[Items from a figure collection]
○ ○ ○ ○ ○ ○ ○
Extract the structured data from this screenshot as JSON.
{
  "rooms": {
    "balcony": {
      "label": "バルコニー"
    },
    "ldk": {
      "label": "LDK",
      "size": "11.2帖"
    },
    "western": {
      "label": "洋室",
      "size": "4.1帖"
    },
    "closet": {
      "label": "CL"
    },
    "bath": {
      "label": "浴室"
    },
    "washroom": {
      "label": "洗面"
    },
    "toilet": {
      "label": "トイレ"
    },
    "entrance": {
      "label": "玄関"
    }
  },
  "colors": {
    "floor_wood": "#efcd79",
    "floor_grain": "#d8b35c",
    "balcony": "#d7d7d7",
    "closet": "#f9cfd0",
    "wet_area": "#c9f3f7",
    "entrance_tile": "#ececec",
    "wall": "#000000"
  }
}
○ ○ ○ ○ ○ ○ ○
◆ **What you need to do**
Print the material verbatim, all of it.

◆ **Complete response**
Extract the structured data from this screenshot as JSON.
{
  "rooms": {
    "balcony": {
      "label": "バルコニー"
    },
    "ldk": {
      "label": "LDK",
      "size": "11.2帖"
    },
    "western": {
      "label": "洋室",
      "size": "4.1帖"
    },
    "closet": {
      "label": "CL"
    },
    "bath": {
      "label": "浴室"
    },
    "washroom": {
      "label": "洗面"
    },
    "toilet": {
      "label": "トイレ"
    },
    "entrance": {
      "label": "玄関"
    }
  },
  "colors": {
    "floor_wood": "#efcd79",
    "floor_grain": "#d8b35c",
    "balcony": "#d7d7d7",
    "closet": "#f9cfd0",
    "wet_area": "#c9f3f7",
    "entrance_tile": "#ececec",
    "wall": "#000000"
  }
}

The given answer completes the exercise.